Filter the entries, keeping every line with the word "title".

Exercise input:
[start]

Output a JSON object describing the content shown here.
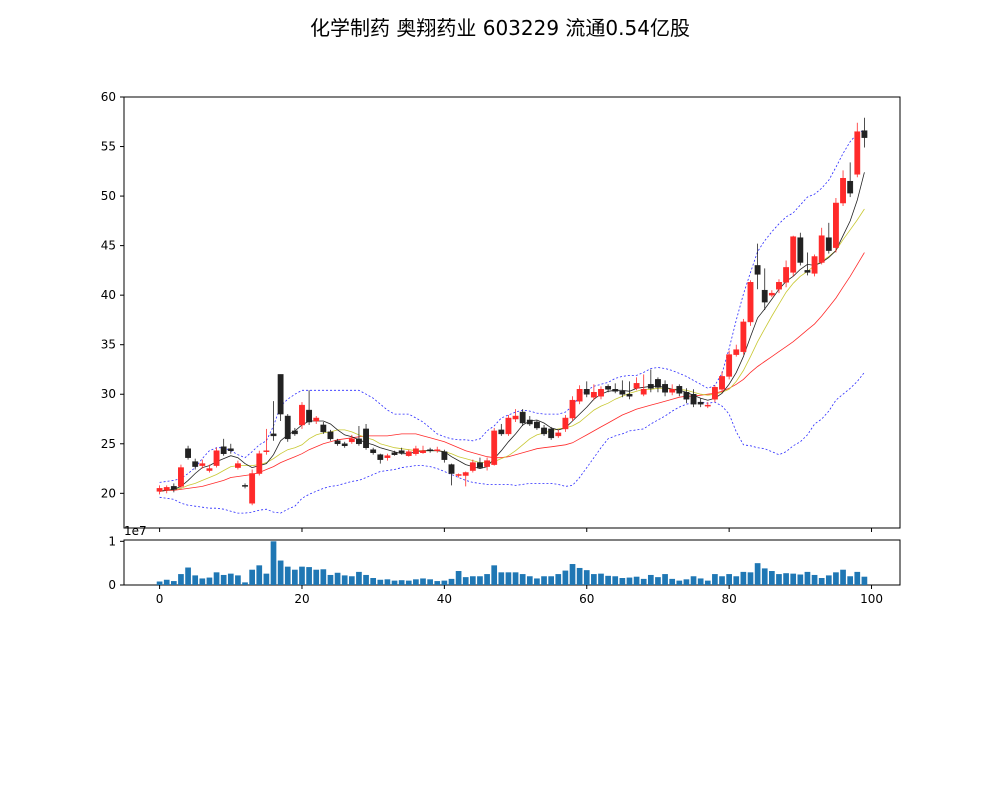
{
  "title": "化学制药 奥翔药业 603229 流通0.54亿股",
  "colors": {
    "up": "#ff2a2a",
    "down": "#222222",
    "ma_fast": "#222222",
    "ma_mid": "#c8c832",
    "ma_slow": "#ff2a2a",
    "bollinger": "#2a2aff",
    "volume": "#1f77b4"
  },
  "chart_data": [
    {
      "type": "candlestick",
      "title": "化学制药 奥翔药业 603229 流通0.54亿股",
      "xlim": [
        -5,
        104
      ],
      "ylim": [
        16.5,
        60
      ],
      "yticks": [
        20,
        25,
        30,
        35,
        40,
        45,
        50,
        55,
        60
      ],
      "x": [
        0,
        1,
        2,
        3,
        4,
        5,
        6,
        7,
        8,
        9,
        10,
        11,
        12,
        13,
        14,
        15,
        16,
        17,
        18,
        19,
        20,
        21,
        22,
        23,
        24,
        25,
        26,
        27,
        28,
        29,
        30,
        31,
        32,
        33,
        34,
        35,
        36,
        37,
        38,
        39,
        40,
        41,
        42,
        43,
        44,
        45,
        46,
        47,
        48,
        49,
        50,
        51,
        52,
        53,
        54,
        55,
        56,
        57,
        58,
        59,
        60,
        61,
        62,
        63,
        64,
        65,
        66,
        67,
        68,
        69,
        70,
        71,
        72,
        73,
        74,
        75,
        76,
        77,
        78,
        79,
        80,
        81,
        82,
        83,
        84,
        85,
        86,
        87,
        88,
        89,
        90,
        91,
        92,
        93,
        94,
        95,
        96,
        97,
        98,
        99
      ],
      "open": [
        20.2,
        20.3,
        20.7,
        20.7,
        24.5,
        23.2,
        22.8,
        22.3,
        22.8,
        24.7,
        24.5,
        22.6,
        20.8,
        19.0,
        22.0,
        24.2,
        26.0,
        32.0,
        27.8,
        26.3,
        26.9,
        28.4,
        27.3,
        26.9,
        26.2,
        25.3,
        25.0,
        25.2,
        25.5,
        26.5,
        24.4,
        23.9,
        23.6,
        24.1,
        24.3,
        23.8,
        24.0,
        24.1,
        24.4,
        24.4,
        24.2,
        22.9,
        21.9,
        21.8,
        22.3,
        23.1,
        22.7,
        22.9,
        26.4,
        26.0,
        27.5,
        28.2,
        27.4,
        27.2,
        26.6,
        26.5,
        25.8,
        26.5,
        27.6,
        29.3,
        30.5,
        29.7,
        29.8,
        30.8,
        30.5,
        30.3,
        30.0,
        30.6,
        30.0,
        31.0,
        31.5,
        31.0,
        30.2,
        30.8,
        30.2,
        30.0,
        29.2,
        28.8,
        29.5,
        30.5,
        31.8,
        34.0,
        34.3,
        37.3,
        43.0,
        40.5,
        40.0,
        40.6,
        41.3,
        42.3,
        45.8,
        42.5,
        42.2,
        43.3,
        45.8,
        44.8,
        49.3,
        51.5,
        52.2,
        56.6
      ],
      "close": [
        20.5,
        20.6,
        20.4,
        22.6,
        23.6,
        22.7,
        23.0,
        22.5,
        24.3,
        24.0,
        24.3,
        23.0,
        20.7,
        22.0,
        24.0,
        24.3,
        25.8,
        28.0,
        25.5,
        26.0,
        28.9,
        27.2,
        27.6,
        26.2,
        25.5,
        25.0,
        24.8,
        25.5,
        25.0,
        24.6,
        24.1,
        23.4,
        23.8,
        23.9,
        24.1,
        24.2,
        24.5,
        24.3,
        24.3,
        24.4,
        23.4,
        22.0,
        21.9,
        22.1,
        23.1,
        22.6,
        23.3,
        26.3,
        26.0,
        27.6,
        27.8,
        27.1,
        27.0,
        26.6,
        26.0,
        25.6,
        26.1,
        27.6,
        29.4,
        30.5,
        30.0,
        30.2,
        30.5,
        30.5,
        30.3,
        30.0,
        29.8,
        31.1,
        30.5,
        30.6,
        30.7,
        30.2,
        30.5,
        30.1,
        29.5,
        29.0,
        29.0,
        28.9,
        30.7,
        31.8,
        34.0,
        34.5,
        37.3,
        41.3,
        42.1,
        39.3,
        40.2,
        41.3,
        42.8,
        45.9,
        43.3,
        42.3,
        43.9,
        46.0,
        44.5,
        49.3,
        51.8,
        50.3,
        56.5,
        55.9
      ],
      "high": [
        20.8,
        20.8,
        21.0,
        22.9,
        24.8,
        23.5,
        23.4,
        22.9,
        24.6,
        25.5,
        25.0,
        23.3,
        21.0,
        22.4,
        24.3,
        26.5,
        29.3,
        32.0,
        28.0,
        26.6,
        29.2,
        30.4,
        27.8,
        27.2,
        26.4,
        25.5,
        25.2,
        25.9,
        26.8,
        27.0,
        24.6,
        24.0,
        24.0,
        24.3,
        24.6,
        24.4,
        24.8,
        24.8,
        24.6,
        24.7,
        24.4,
        23.0,
        22.0,
        22.2,
        23.4,
        23.6,
        23.6,
        26.6,
        27.0,
        27.9,
        28.5,
        28.5,
        27.8,
        27.4,
        26.9,
        26.7,
        26.4,
        27.9,
        29.8,
        30.9,
        31.3,
        31.0,
        30.8,
        31.0,
        31.1,
        31.4,
        31.3,
        31.7,
        32.0,
        32.5,
        31.7,
        31.4,
        31.0,
        31.0,
        30.6,
        30.5,
        29.6,
        29.2,
        30.9,
        32.3,
        34.4,
        35.0,
        37.6,
        41.5,
        45.2,
        42.7,
        40.5,
        41.6,
        43.5,
        46.0,
        46.3,
        44.3,
        44.1,
        46.8,
        47.3,
        49.8,
        52.6,
        53.4,
        57.4,
        57.9
      ],
      "low": [
        19.9,
        20.0,
        20.1,
        20.5,
        23.4,
        22.4,
        22.5,
        22.1,
        22.6,
        23.8,
        24.0,
        22.4,
        20.5,
        18.8,
        21.8,
        23.9,
        25.3,
        27.3,
        25.2,
        25.8,
        26.5,
        26.9,
        27.0,
        26.0,
        25.3,
        24.8,
        24.6,
        25.0,
        24.8,
        24.4,
        23.9,
        23.0,
        23.3,
        23.8,
        23.9,
        23.7,
        23.8,
        24.0,
        24.1,
        24.1,
        23.1,
        20.8,
        21.6,
        20.7,
        22.1,
        22.5,
        22.3,
        22.8,
        25.8,
        25.8,
        27.2,
        26.8,
        26.8,
        26.4,
        25.8,
        25.4,
        25.6,
        26.2,
        27.3,
        29.0,
        29.7,
        29.4,
        29.5,
        30.2,
        30.1,
        29.7,
        29.5,
        30.4,
        29.8,
        30.2,
        30.2,
        29.8,
        29.9,
        29.8,
        29.1,
        28.7,
        28.7,
        28.6,
        29.2,
        30.2,
        31.5,
        33.8,
        34.0,
        36.9,
        40.6,
        38.5,
        39.8,
        40.2,
        40.8,
        41.9,
        43.0,
        42.0,
        41.9,
        43.1,
        44.2,
        44.3,
        49.0,
        49.9,
        51.9,
        54.9
      ],
      "ma_fast": [
        20.2,
        20.3,
        20.4,
        20.7,
        21.3,
        22.0,
        22.6,
        22.8,
        23.2,
        23.5,
        23.8,
        23.6,
        23.0,
        22.6,
        22.8,
        23.0,
        23.9,
        25.3,
        25.9,
        26.3,
        26.9,
        27.3,
        27.3,
        27.3,
        27.0,
        26.4,
        25.9,
        25.7,
        25.4,
        25.1,
        24.9,
        24.6,
        24.4,
        24.2,
        24.0,
        24.0,
        24.2,
        24.3,
        24.3,
        24.3,
        24.2,
        23.7,
        23.3,
        22.9,
        22.7,
        22.5,
        22.7,
        23.5,
        24.3,
        25.2,
        26.0,
        26.9,
        27.3,
        27.4,
        27.1,
        26.6,
        26.4,
        26.6,
        27.3,
        28.0,
        28.7,
        29.5,
        30.0,
        30.3,
        30.4,
        30.4,
        30.3,
        30.6,
        30.7,
        30.8,
        30.8,
        30.7,
        30.5,
        30.4,
        30.2,
        29.9,
        29.6,
        29.4,
        29.6,
        30.1,
        31.0,
        32.2,
        33.8,
        35.8,
        37.7,
        38.6,
        39.6,
        40.6,
        41.4,
        41.9,
        42.6,
        43.1,
        43.0,
        43.3,
        43.8,
        44.5,
        46.0,
        47.5,
        49.6,
        52.4
      ],
      "ma_mid": [
        20.2,
        20.3,
        20.4,
        20.5,
        20.8,
        21.0,
        21.3,
        21.6,
        21.9,
        22.3,
        22.7,
        22.8,
        22.8,
        22.8,
        22.9,
        23.1,
        23.5,
        24.0,
        24.4,
        24.6,
        24.9,
        25.5,
        25.9,
        26.1,
        26.2,
        26.4,
        26.4,
        26.2,
        25.9,
        25.6,
        25.4,
        25.0,
        24.8,
        24.6,
        24.5,
        24.4,
        24.3,
        24.3,
        24.3,
        24.3,
        24.2,
        24.0,
        23.7,
        23.5,
        23.3,
        23.1,
        23.1,
        23.2,
        23.5,
        23.8,
        24.3,
        24.9,
        25.5,
        25.9,
        26.1,
        26.3,
        26.5,
        26.6,
        26.8,
        27.2,
        27.8,
        28.4,
        28.8,
        29.1,
        29.5,
        29.8,
        30.1,
        30.3,
        30.5,
        30.5,
        30.6,
        30.6,
        30.5,
        30.5,
        30.4,
        30.2,
        30.0,
        29.9,
        30.0,
        30.2,
        30.5,
        31.3,
        32.4,
        33.8,
        35.3,
        36.6,
        37.9,
        39.1,
        40.3,
        41.2,
        41.9,
        42.4,
        43.0,
        43.4,
        43.9,
        44.5,
        45.6,
        46.6,
        47.6,
        48.7
      ],
      "ma_slow": [
        20.2,
        20.3,
        20.3,
        20.4,
        20.5,
        20.6,
        20.7,
        20.9,
        21.1,
        21.3,
        21.6,
        21.7,
        21.8,
        21.9,
        22.1,
        22.4,
        22.7,
        23.1,
        23.4,
        23.7,
        24.0,
        24.4,
        24.7,
        25.0,
        25.2,
        25.4,
        25.5,
        25.6,
        25.7,
        25.8,
        25.8,
        25.8,
        25.8,
        25.9,
        26.0,
        26.0,
        26.0,
        25.8,
        25.6,
        25.4,
        25.2,
        24.9,
        24.6,
        24.3,
        24.1,
        23.9,
        23.7,
        23.6,
        23.6,
        23.7,
        23.9,
        24.1,
        24.3,
        24.5,
        24.6,
        24.7,
        24.8,
        24.9,
        25.1,
        25.5,
        25.9,
        26.3,
        26.7,
        27.1,
        27.5,
        27.9,
        28.2,
        28.5,
        28.7,
        28.9,
        29.1,
        29.3,
        29.5,
        29.7,
        29.8,
        29.8,
        29.9,
        30.0,
        30.1,
        30.3,
        30.6,
        31.0,
        31.5,
        32.2,
        32.8,
        33.3,
        33.8,
        34.3,
        34.8,
        35.3,
        35.9,
        36.5,
        37.1,
        37.9,
        38.8,
        39.7,
        40.8,
        41.9,
        43.1,
        44.3
      ],
      "boll_upper": [
        21.1,
        21.2,
        21.3,
        21.5,
        22.0,
        22.6,
        23.5,
        24.3,
        24.6,
        24.6,
        24.3,
        23.9,
        23.6,
        24.2,
        24.9,
        25.3,
        26.8,
        28.8,
        29.5,
        30.0,
        30.4,
        30.4,
        30.4,
        30.4,
        30.4,
        30.4,
        30.4,
        30.4,
        30.4,
        30.0,
        29.6,
        29.0,
        28.4,
        28.0,
        28.0,
        28.0,
        27.6,
        27.2,
        26.6,
        26.0,
        25.7,
        25.5,
        25.4,
        25.4,
        25.3,
        25.5,
        26.3,
        26.8,
        27.6,
        27.9,
        28.2,
        28.4,
        28.3,
        28.1,
        28.0,
        28.0,
        28.0,
        28.2,
        28.8,
        29.8,
        30.4,
        30.8,
        31.0,
        31.2,
        31.6,
        31.8,
        31.9,
        31.9,
        32.2,
        32.6,
        32.7,
        32.6,
        32.4,
        32.1,
        31.8,
        31.4,
        31.0,
        30.6,
        30.9,
        32.1,
        34.6,
        37.5,
        40.1,
        42.3,
        44.4,
        45.5,
        46.4,
        47.2,
        47.9,
        48.3,
        49.1,
        49.9,
        50.2,
        50.8,
        51.6,
        52.9,
        54.3,
        55.5,
        56.3,
        56.7
      ],
      "boll_lower": [
        19.6,
        19.5,
        19.4,
        19.0,
        18.8,
        18.7,
        18.6,
        18.5,
        18.5,
        18.4,
        18.2,
        18.0,
        18.0,
        18.1,
        18.3,
        18.4,
        18.1,
        18.0,
        18.4,
        18.7,
        19.5,
        19.9,
        20.2,
        20.5,
        20.7,
        20.8,
        21.0,
        21.2,
        21.3,
        21.6,
        21.9,
        22.2,
        22.3,
        22.4,
        22.6,
        22.7,
        22.8,
        22.8,
        22.7,
        22.5,
        22.2,
        21.9,
        21.6,
        21.3,
        21.1,
        21.0,
        20.9,
        20.9,
        20.9,
        20.9,
        20.8,
        20.9,
        21.0,
        21.0,
        21.0,
        21.0,
        20.9,
        20.7,
        20.8,
        21.6,
        22.6,
        23.6,
        24.6,
        25.5,
        25.8,
        26.0,
        26.3,
        26.4,
        26.5,
        27.0,
        27.4,
        27.8,
        28.3,
        28.7,
        29.0,
        29.1,
        29.2,
        29.1,
        29.2,
        28.8,
        28.0,
        26.2,
        24.9,
        24.8,
        24.6,
        24.5,
        24.2,
        23.9,
        24.2,
        24.8,
        25.2,
        25.9,
        27.0,
        27.5,
        28.3,
        29.4,
        30.0,
        30.6,
        31.3,
        32.2
      ]
    },
    {
      "type": "bar",
      "x": [
        0,
        1,
        2,
        3,
        4,
        5,
        6,
        7,
        8,
        9,
        10,
        11,
        12,
        13,
        14,
        15,
        16,
        17,
        18,
        19,
        20,
        21,
        22,
        23,
        24,
        25,
        26,
        27,
        28,
        29,
        30,
        31,
        32,
        33,
        34,
        35,
        36,
        37,
        38,
        39,
        40,
        41,
        42,
        43,
        44,
        45,
        46,
        47,
        48,
        49,
        50,
        51,
        52,
        53,
        54,
        55,
        56,
        57,
        58,
        59,
        60,
        61,
        62,
        63,
        64,
        65,
        66,
        67,
        68,
        69,
        70,
        71,
        72,
        73,
        74,
        75,
        76,
        77,
        78,
        79,
        80,
        81,
        82,
        83,
        84,
        85,
        86,
        87,
        88,
        89,
        90,
        91,
        92,
        93,
        94,
        95,
        96,
        97,
        98,
        99
      ],
      "values": [
        0.08,
        0.12,
        0.09,
        0.25,
        0.4,
        0.22,
        0.15,
        0.17,
        0.29,
        0.23,
        0.26,
        0.22,
        0.06,
        0.35,
        0.45,
        0.26,
        1.0,
        0.56,
        0.42,
        0.35,
        0.42,
        0.41,
        0.35,
        0.36,
        0.23,
        0.28,
        0.22,
        0.2,
        0.3,
        0.23,
        0.16,
        0.12,
        0.13,
        0.1,
        0.11,
        0.1,
        0.13,
        0.15,
        0.13,
        0.09,
        0.1,
        0.14,
        0.32,
        0.18,
        0.2,
        0.2,
        0.25,
        0.45,
        0.29,
        0.29,
        0.29,
        0.25,
        0.2,
        0.15,
        0.2,
        0.2,
        0.25,
        0.33,
        0.48,
        0.39,
        0.34,
        0.25,
        0.26,
        0.21,
        0.2,
        0.16,
        0.17,
        0.19,
        0.14,
        0.23,
        0.18,
        0.25,
        0.14,
        0.1,
        0.13,
        0.2,
        0.15,
        0.1,
        0.25,
        0.2,
        0.25,
        0.2,
        0.3,
        0.29,
        0.5,
        0.38,
        0.32,
        0.25,
        0.27,
        0.26,
        0.24,
        0.3,
        0.23,
        0.16,
        0.22,
        0.29,
        0.35,
        0.2,
        0.3,
        0.19
      ],
      "ylim": [
        0,
        1.03
      ],
      "yticks": [
        0,
        1
      ],
      "ylabel_offset": "1e7",
      "xticks": [
        0,
        20,
        40,
        60,
        80,
        100
      ],
      "xlim": [
        -5,
        104
      ]
    }
  ]
}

[end]

Result for this exercise:
  "title": "化学制药 奥翔药业 603229 流通0.54亿股",
      "title": "化学制药 奥翔药业 603229 流通0.54亿股",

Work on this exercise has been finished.